§ **PROBLEM STATEMENT**
Reproduce the material below line for line, keeping every character unchanged.
::: RECORDS SHOWN :::
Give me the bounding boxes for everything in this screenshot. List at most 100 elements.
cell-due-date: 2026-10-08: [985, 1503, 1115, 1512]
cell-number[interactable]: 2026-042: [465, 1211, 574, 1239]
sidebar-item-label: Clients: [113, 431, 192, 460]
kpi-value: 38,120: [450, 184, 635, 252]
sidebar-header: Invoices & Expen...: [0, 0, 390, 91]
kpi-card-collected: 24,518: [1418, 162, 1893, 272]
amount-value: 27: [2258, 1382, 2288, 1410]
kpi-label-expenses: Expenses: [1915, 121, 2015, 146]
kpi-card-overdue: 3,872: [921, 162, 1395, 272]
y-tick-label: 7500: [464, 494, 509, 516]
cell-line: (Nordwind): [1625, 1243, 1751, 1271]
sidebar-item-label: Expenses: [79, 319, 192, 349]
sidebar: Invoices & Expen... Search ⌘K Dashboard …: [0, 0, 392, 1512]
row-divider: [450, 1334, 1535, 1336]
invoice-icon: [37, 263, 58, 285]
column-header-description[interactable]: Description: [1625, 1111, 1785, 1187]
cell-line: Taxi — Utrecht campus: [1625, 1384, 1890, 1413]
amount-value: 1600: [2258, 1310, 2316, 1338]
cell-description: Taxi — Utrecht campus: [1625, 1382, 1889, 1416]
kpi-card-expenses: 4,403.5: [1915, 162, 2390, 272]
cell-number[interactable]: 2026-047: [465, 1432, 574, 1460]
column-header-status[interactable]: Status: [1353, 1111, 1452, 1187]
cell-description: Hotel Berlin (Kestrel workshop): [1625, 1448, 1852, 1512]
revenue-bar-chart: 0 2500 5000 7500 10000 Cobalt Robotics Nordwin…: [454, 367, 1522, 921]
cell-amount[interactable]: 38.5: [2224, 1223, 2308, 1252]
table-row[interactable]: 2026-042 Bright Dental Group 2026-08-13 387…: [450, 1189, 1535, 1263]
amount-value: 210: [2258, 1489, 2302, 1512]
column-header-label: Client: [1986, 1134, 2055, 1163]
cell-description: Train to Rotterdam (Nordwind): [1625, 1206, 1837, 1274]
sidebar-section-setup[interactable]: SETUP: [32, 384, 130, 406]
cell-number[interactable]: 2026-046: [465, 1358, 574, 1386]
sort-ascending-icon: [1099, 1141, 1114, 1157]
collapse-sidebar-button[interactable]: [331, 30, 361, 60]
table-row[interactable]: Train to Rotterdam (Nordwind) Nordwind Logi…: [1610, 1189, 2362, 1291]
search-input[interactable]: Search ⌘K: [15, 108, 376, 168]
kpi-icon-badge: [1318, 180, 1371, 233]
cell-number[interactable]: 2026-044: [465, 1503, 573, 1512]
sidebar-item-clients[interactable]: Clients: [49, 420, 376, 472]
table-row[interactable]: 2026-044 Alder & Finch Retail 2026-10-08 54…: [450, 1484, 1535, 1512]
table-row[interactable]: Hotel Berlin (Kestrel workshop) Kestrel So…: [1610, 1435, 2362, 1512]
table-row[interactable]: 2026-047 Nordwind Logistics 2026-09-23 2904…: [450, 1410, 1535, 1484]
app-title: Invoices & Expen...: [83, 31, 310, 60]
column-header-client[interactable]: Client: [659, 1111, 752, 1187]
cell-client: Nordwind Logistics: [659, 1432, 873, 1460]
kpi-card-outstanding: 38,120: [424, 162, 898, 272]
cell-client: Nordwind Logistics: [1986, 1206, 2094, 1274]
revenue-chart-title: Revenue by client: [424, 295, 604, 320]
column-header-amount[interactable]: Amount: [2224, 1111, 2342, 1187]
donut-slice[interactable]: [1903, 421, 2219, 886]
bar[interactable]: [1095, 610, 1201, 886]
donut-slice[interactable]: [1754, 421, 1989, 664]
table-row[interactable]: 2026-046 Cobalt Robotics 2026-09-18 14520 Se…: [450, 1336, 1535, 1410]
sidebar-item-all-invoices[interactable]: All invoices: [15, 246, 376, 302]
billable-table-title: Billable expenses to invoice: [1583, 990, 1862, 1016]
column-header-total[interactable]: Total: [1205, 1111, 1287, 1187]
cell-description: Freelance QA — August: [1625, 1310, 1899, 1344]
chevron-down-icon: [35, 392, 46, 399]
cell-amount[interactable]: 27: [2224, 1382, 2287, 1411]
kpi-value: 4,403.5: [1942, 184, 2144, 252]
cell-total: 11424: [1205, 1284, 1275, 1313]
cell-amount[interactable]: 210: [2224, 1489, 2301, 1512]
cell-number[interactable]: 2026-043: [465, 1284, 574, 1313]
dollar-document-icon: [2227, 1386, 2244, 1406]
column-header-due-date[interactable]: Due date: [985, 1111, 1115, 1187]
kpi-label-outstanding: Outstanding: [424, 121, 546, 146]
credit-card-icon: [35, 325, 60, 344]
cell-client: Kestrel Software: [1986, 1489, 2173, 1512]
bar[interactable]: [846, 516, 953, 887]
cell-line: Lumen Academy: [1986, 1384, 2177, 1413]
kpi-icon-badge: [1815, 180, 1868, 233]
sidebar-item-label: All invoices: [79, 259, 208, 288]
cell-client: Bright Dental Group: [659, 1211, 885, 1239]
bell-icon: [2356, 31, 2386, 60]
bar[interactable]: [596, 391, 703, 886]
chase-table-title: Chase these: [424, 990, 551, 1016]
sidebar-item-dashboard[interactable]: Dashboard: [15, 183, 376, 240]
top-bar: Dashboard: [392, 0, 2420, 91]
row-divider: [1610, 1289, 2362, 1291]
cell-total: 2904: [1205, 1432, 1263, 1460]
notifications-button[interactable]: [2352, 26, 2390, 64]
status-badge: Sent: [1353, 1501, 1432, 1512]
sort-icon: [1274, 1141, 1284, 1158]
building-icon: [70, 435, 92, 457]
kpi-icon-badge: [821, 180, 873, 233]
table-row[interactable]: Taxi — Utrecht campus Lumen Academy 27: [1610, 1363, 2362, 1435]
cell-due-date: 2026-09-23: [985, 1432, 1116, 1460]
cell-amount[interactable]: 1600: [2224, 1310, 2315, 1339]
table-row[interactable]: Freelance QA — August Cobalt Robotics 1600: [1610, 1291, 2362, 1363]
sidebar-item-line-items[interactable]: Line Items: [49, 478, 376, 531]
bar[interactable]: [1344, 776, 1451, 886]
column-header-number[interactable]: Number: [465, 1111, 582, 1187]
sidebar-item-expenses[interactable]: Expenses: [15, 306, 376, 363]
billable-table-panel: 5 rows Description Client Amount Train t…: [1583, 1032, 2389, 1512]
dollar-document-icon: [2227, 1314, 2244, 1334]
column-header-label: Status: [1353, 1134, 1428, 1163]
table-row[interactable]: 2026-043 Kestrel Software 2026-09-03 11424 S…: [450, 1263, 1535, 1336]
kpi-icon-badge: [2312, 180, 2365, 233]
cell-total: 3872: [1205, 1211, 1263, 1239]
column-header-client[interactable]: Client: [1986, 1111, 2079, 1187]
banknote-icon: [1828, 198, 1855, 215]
:::
§ **SOLVED EXERCISE**
Give me the bounding boxes for everything in this screenshot. List at most 100 elements.
cell-due-date: 2026-10-08: [985, 1503, 1115, 1512]
cell-number[interactable]: 2026-042: [465, 1211, 574, 1239]
sidebar-item-label: Clients: [113, 431, 192, 460]
kpi-value: 38,120: [450, 184, 635, 252]
sidebar-header: Invoices & Expen...: [0, 0, 390, 91]
kpi-card-collected: 24,518: [1418, 162, 1893, 272]
amount-value: 27: [2258, 1382, 2288, 1410]
kpi-label-expenses: Expenses: [1915, 121, 2015, 146]
kpi-card-overdue: 3,872: [921, 162, 1395, 272]
y-tick-label: 7500: [464, 494, 509, 516]
cell-line: (Nordwind): [1625, 1243, 1751, 1271]
sidebar-item-label: Expenses: [79, 319, 192, 349]
sidebar: Invoices & Expen... Search ⌘K Dashboard …: [0, 0, 392, 1512]
row-divider: [450, 1334, 1535, 1336]
invoice-icon: [37, 263, 58, 285]
column-header-description[interactable]: Description: [1625, 1111, 1785, 1187]
cell-line: Taxi — Utrecht campus: [1625, 1384, 1890, 1413]
amount-value: 1600: [2258, 1310, 2316, 1338]
cell-description: Taxi — Utrecht campus: [1625, 1382, 1889, 1416]
kpi-card-expenses: 4,403.5: [1915, 162, 2390, 272]
cell-number[interactable]: 2026-047: [465, 1432, 574, 1460]
column-header-status[interactable]: Status: [1353, 1111, 1452, 1187]
cell-description: Hotel Berlin (Kestrel workshop): [1625, 1448, 1852, 1512]
revenue-bar-chart: 0 2500 5000 7500 10000 Cobalt Robotics Nordwin…: [454, 367, 1522, 921]
cell-amount[interactable]: 38.5: [2224, 1223, 2308, 1252]
table-row[interactable]: 2026-042 Bright Dental Group 2026-08-13 387…: [450, 1189, 1535, 1263]
amount-value: 210: [2258, 1489, 2302, 1512]
column-header-label: Client: [1986, 1134, 2055, 1163]
cell-description: Train to Rotterdam (Nordwind): [1625, 1206, 1837, 1274]
sidebar-section-setup[interactable]: SETUP: [32, 384, 130, 406]
cell-number[interactable]: 2026-046: [465, 1358, 574, 1386]
sort-ascending-icon: [1099, 1141, 1114, 1157]
collapse-sidebar-button[interactable]: [331, 30, 361, 60]
table-row[interactable]: Train to Rotterdam (Nordwind) Nordwind Logi…: [1610, 1189, 2362, 1291]
search-input[interactable]: Search ⌘K: [15, 108, 376, 168]
kpi-icon-badge: [1318, 180, 1371, 233]
cell-number[interactable]: 2026-044: [465, 1503, 573, 1512]
sidebar-item-clients[interactable]: Clients: [49, 420, 376, 472]
table-row[interactable]: 2026-044 Alder & Finch Retail 2026-10-08 54…: [450, 1484, 1535, 1512]
table-row[interactable]: Hotel Berlin (Kestrel workshop) Kestrel So…: [1610, 1435, 2362, 1512]
table-row[interactable]: 2026-047 Nordwind Logistics 2026-09-23 2904…: [450, 1410, 1535, 1484]
app-title: Invoices & Expen...: [83, 31, 310, 60]
column-header-client[interactable]: Client: [659, 1111, 752, 1187]
cell-client: Nordwind Logistics: [659, 1432, 873, 1460]
kpi-card-outstanding: 38,120: [424, 162, 898, 272]
cell-client: Nordwind Logistics: [1986, 1206, 2094, 1274]
revenue-chart-title: Revenue by client: [424, 295, 604, 320]
column-header-amount[interactable]: Amount: [2224, 1111, 2342, 1187]
donut-slice[interactable]: [1903, 421, 2219, 886]
bar[interactable]: [1095, 610, 1201, 886]
donut-slice[interactable]: [1754, 421, 1989, 664]
table-row[interactable]: 2026-046 Cobalt Robotics 2026-09-18 14520 Se…: [450, 1336, 1535, 1410]
sidebar-item-all-invoices[interactable]: All invoices: [15, 246, 376, 302]
billable-table-title: Billable expenses to invoice: [1583, 990, 1862, 1016]
column-header-total[interactable]: Total: [1205, 1111, 1287, 1187]
cell-description: Freelance QA — August: [1625, 1310, 1899, 1344]
chevron-down-icon: [35, 392, 46, 399]
cell-amount[interactable]: 27: [2224, 1382, 2287, 1411]
kpi-value: 4,403.5: [1942, 184, 2144, 252]
cell-total: 11424: [1205, 1284, 1275, 1313]
cell-amount[interactable]: 210: [2224, 1489, 2301, 1512]
cell-number[interactable]: 2026-043: [465, 1284, 574, 1313]
dollar-document-icon: [2227, 1386, 2244, 1406]
column-header-due-date[interactable]: Due date: [985, 1111, 1115, 1187]
kpi-label-outstanding: Outstanding: [424, 121, 546, 146]
credit-card-icon: [35, 325, 60, 344]
cell-client: Kestrel Software: [1986, 1489, 2173, 1512]
bar[interactable]: [846, 516, 953, 887]
cell-line: Lumen Academy: [1986, 1384, 2177, 1413]
kpi-icon-badge: [1815, 180, 1868, 233]
sidebar-item-label: All invoices: [79, 259, 208, 288]
cell-client: Bright Dental Group: [659, 1211, 885, 1239]
bell-icon: [2356, 31, 2386, 60]
bar[interactable]: [596, 391, 703, 886]
chase-table-title: Chase these: [424, 990, 551, 1016]
sidebar-item-dashboard[interactable]: Dashboard: [15, 183, 376, 240]
top-bar: Dashboard: [392, 0, 2420, 91]
row-divider: [1610, 1289, 2362, 1291]
cell-total: 2904: [1205, 1432, 1263, 1460]
notifications-button[interactable]: [2352, 26, 2390, 64]
status-badge: Sent: [1353, 1501, 1432, 1512]
sort-icon: [1274, 1141, 1284, 1158]
building-icon: [70, 435, 92, 457]
kpi-icon-badge: [821, 180, 873, 233]
table-row[interactable]: Taxi — Utrecht campus Lumen Academy 27: [1610, 1363, 2362, 1435]
cell-due-date: 2026-09-23: [985, 1432, 1116, 1460]
cell-amount[interactable]: 1600: [2224, 1310, 2315, 1339]
table-row[interactable]: Freelance QA — August Cobalt Robotics 1600: [1610, 1291, 2362, 1363]
sidebar-item-line-items[interactable]: Line Items: [49, 478, 376, 531]
bar[interactable]: [1344, 776, 1451, 886]
column-header-number[interactable]: Number: [465, 1111, 582, 1187]
sidebar-item-expenses[interactable]: Expenses: [15, 306, 376, 363]
billable-table-panel: 5 rows Description Client Amount Train t…: [1583, 1032, 2389, 1512]
dollar-document-icon: [2227, 1314, 2244, 1334]
column-header-label: Status: [1353, 1134, 1428, 1163]
table-row[interactable]: 2026-043 Kestrel Software 2026-09-03 11424 S…: [450, 1263, 1535, 1336]
kpi-icon-badge: [2312, 180, 2365, 233]
cell-total: 3872: [1205, 1211, 1263, 1239]
column-header-client[interactable]: Client: [1986, 1111, 2079, 1187]
banknote-icon: [1828, 198, 1855, 215]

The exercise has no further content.